§ **Materials provided**:
■ ■ ■ ■ ■

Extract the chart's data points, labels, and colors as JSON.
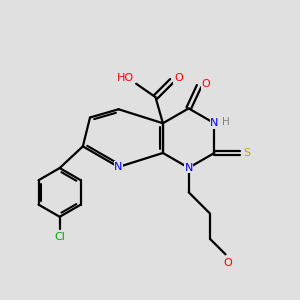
{
  "bg_color": "#e0e0e0",
  "atom_colors": {
    "C": "#000000",
    "N": "#0000ff",
    "O": "#ff0000",
    "S": "#bbaa00",
    "Cl": "#00aa00",
    "H": "#808080"
  },
  "figsize": [
    3.0,
    3.0
  ],
  "dpi": 100
}
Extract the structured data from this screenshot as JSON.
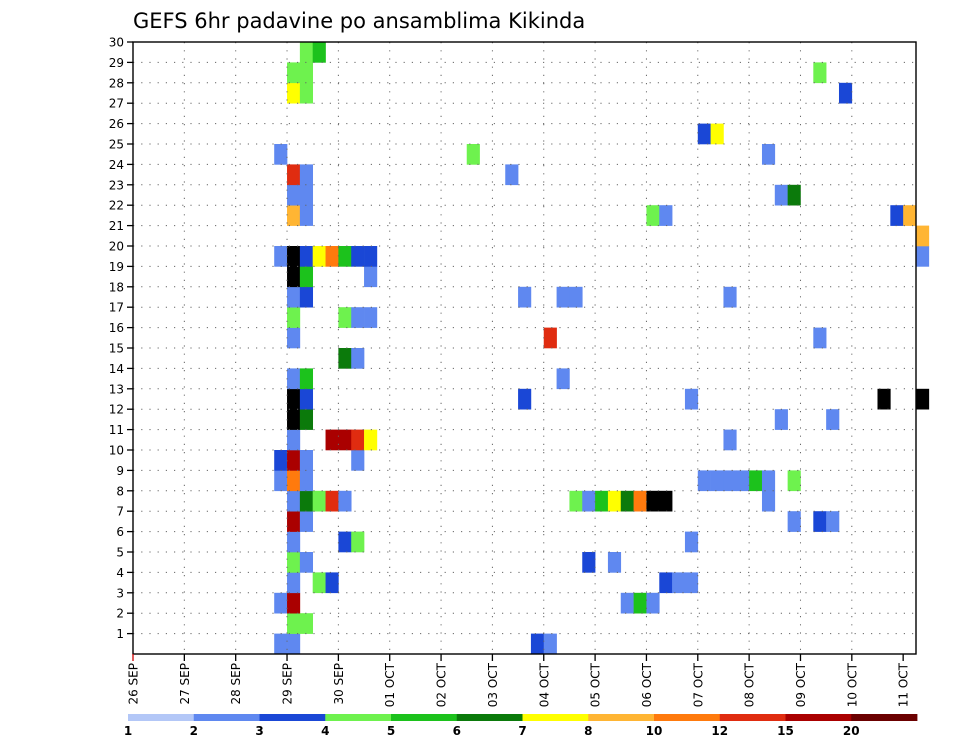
{
  "chart_data": {
    "type": "heatmap",
    "title": "GEFS 6hr padavine po ansamblima Kikinda",
    "xlabel": "",
    "ylabel": "",
    "x_tick_labels": [
      "26 SEP",
      "27 SEP",
      "28 SEP",
      "29 SEP",
      "30 SEP",
      "01 OCT",
      "02 OCT",
      "03 OCT",
      "04 OCT",
      "05 OCT",
      "06 OCT",
      "07 OCT",
      "08 OCT",
      "09 OCT",
      "10 OCT",
      "11 OCT"
    ],
    "x_range_steps": [
      0,
      61
    ],
    "steps_per_day": 4,
    "y_tick_labels": [
      "1",
      "2",
      "3",
      "4",
      "5",
      "6",
      "7",
      "8",
      "9",
      "10",
      "11",
      "12",
      "13",
      "14",
      "15",
      "16",
      "17",
      "18",
      "19",
      "20",
      "21",
      "22",
      "23",
      "24",
      "25",
      "26",
      "27",
      "28",
      "29",
      "30"
    ],
    "y_range": [
      0,
      30
    ],
    "grid": true,
    "colorbar": {
      "placement": "bottom",
      "labels": [
        "1",
        "2",
        "3",
        "4",
        "5",
        "6",
        "7",
        "8",
        "10",
        "12",
        "15",
        "20"
      ],
      "colors": [
        "#b3c7f7",
        "#5f88f0",
        "#1a47d6",
        "#6ef24e",
        "#1cc21c",
        "#0b7a0b",
        "#ffff00",
        "#ffb533",
        "#ff7a0d",
        "#e02c10",
        "#aa0000",
        "#6b0000"
      ]
    },
    "cells": [
      [
        11,
        0,
        1
      ],
      [
        12,
        0,
        1
      ],
      [
        31,
        0,
        2
      ],
      [
        32,
        0,
        1
      ],
      [
        12,
        1,
        3
      ],
      [
        13,
        1,
        3
      ],
      [
        11,
        2,
        1
      ],
      [
        12,
        2,
        10
      ],
      [
        38,
        2,
        1
      ],
      [
        39,
        2,
        4
      ],
      [
        40,
        2,
        1
      ],
      [
        12,
        3,
        1
      ],
      [
        14,
        3,
        3
      ],
      [
        15,
        3,
        2
      ],
      [
        41,
        3,
        2
      ],
      [
        42,
        3,
        1
      ],
      [
        43,
        3,
        1
      ],
      [
        12,
        4,
        3
      ],
      [
        13,
        4,
        1
      ],
      [
        35,
        4,
        2
      ],
      [
        37,
        4,
        1
      ],
      [
        12,
        5,
        1
      ],
      [
        16,
        5,
        2
      ],
      [
        17,
        5,
        3
      ],
      [
        43,
        5,
        1
      ],
      [
        12,
        6,
        10
      ],
      [
        13,
        6,
        1
      ],
      [
        51,
        6,
        1
      ],
      [
        53,
        6,
        2
      ],
      [
        54,
        6,
        1
      ],
      [
        12,
        7,
        1
      ],
      [
        13,
        7,
        5
      ],
      [
        14,
        7,
        3
      ],
      [
        15,
        7,
        9
      ],
      [
        16,
        7,
        1
      ],
      [
        34,
        7,
        3
      ],
      [
        35,
        7,
        1
      ],
      [
        36,
        7,
        4
      ],
      [
        37,
        7,
        6
      ],
      [
        38,
        7,
        5
      ],
      [
        39,
        7,
        8
      ],
      [
        40,
        7,
        12
      ],
      [
        41,
        7,
        12
      ],
      [
        49,
        7,
        1
      ],
      [
        11,
        8,
        1
      ],
      [
        12,
        8,
        8
      ],
      [
        13,
        8,
        1
      ],
      [
        44,
        8,
        1
      ],
      [
        45,
        8,
        1
      ],
      [
        46,
        8,
        1
      ],
      [
        47,
        8,
        1
      ],
      [
        48,
        8,
        4
      ],
      [
        49,
        8,
        1
      ],
      [
        51,
        8,
        3
      ],
      [
        11,
        9,
        2
      ],
      [
        12,
        9,
        10
      ],
      [
        13,
        9,
        1
      ],
      [
        17,
        9,
        1
      ],
      [
        12,
        10,
        1
      ],
      [
        15,
        10,
        10
      ],
      [
        16,
        10,
        10
      ],
      [
        17,
        10,
        9
      ],
      [
        18,
        10,
        6
      ],
      [
        46,
        10,
        1
      ],
      [
        12,
        11,
        15
      ],
      [
        13,
        11,
        5
      ],
      [
        50,
        11,
        1
      ],
      [
        54,
        11,
        1
      ],
      [
        12,
        12,
        15
      ],
      [
        13,
        12,
        2
      ],
      [
        30,
        12,
        2
      ],
      [
        43,
        12,
        1
      ],
      [
        58,
        12,
        15
      ],
      [
        61,
        12,
        15
      ],
      [
        12,
        13,
        1
      ],
      [
        13,
        13,
        4
      ],
      [
        33,
        13,
        1
      ],
      [
        16,
        14,
        5
      ],
      [
        17,
        14,
        1
      ],
      [
        12,
        15,
        1
      ],
      [
        32,
        15,
        9
      ],
      [
        53,
        15,
        1
      ],
      [
        12,
        16,
        3
      ],
      [
        16,
        16,
        3
      ],
      [
        17,
        16,
        1
      ],
      [
        18,
        16,
        1
      ],
      [
        12,
        17,
        1
      ],
      [
        13,
        17,
        2
      ],
      [
        30,
        17,
        1
      ],
      [
        33,
        17,
        1
      ],
      [
        34,
        17,
        1
      ],
      [
        46,
        17,
        1
      ],
      [
        12,
        18,
        15
      ],
      [
        13,
        18,
        4
      ],
      [
        18,
        18,
        1
      ],
      [
        11,
        19,
        1
      ],
      [
        12,
        19,
        12
      ],
      [
        13,
        19,
        2
      ],
      [
        14,
        19,
        6
      ],
      [
        15,
        19,
        8
      ],
      [
        16,
        19,
        4
      ],
      [
        17,
        19,
        2
      ],
      [
        18,
        19,
        2
      ],
      [
        61,
        19,
        1
      ],
      [
        61,
        20,
        7
      ],
      [
        12,
        21,
        7
      ],
      [
        13,
        21,
        1
      ],
      [
        40,
        21,
        3
      ],
      [
        41,
        21,
        1
      ],
      [
        59,
        21,
        2
      ],
      [
        60,
        21,
        7
      ],
      [
        12,
        22,
        1
      ],
      [
        13,
        22,
        1
      ],
      [
        50,
        22,
        1
      ],
      [
        51,
        22,
        5
      ],
      [
        12,
        23,
        9
      ],
      [
        13,
        23,
        1
      ],
      [
        29,
        23,
        1
      ],
      [
        11,
        24,
        1
      ],
      [
        26,
        24,
        3
      ],
      [
        49,
        24,
        1
      ],
      [
        44,
        25,
        2
      ],
      [
        45,
        25,
        6
      ],
      [
        12,
        27,
        6
      ],
      [
        13,
        27,
        3
      ],
      [
        55,
        27,
        2
      ],
      [
        12,
        28,
        3
      ],
      [
        13,
        28,
        3
      ],
      [
        53,
        28,
        3
      ],
      [
        13,
        29,
        3
      ],
      [
        14,
        29,
        4
      ]
    ]
  }
}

■ ■ ■ ■ ■

§ **Aim**:
Return every line above in which the string "Extract" occurs.

§ **Correct output**:
Extract the chart's data points, labels, and colors as JSON.
Extract the structured data from this screenshot as JSON.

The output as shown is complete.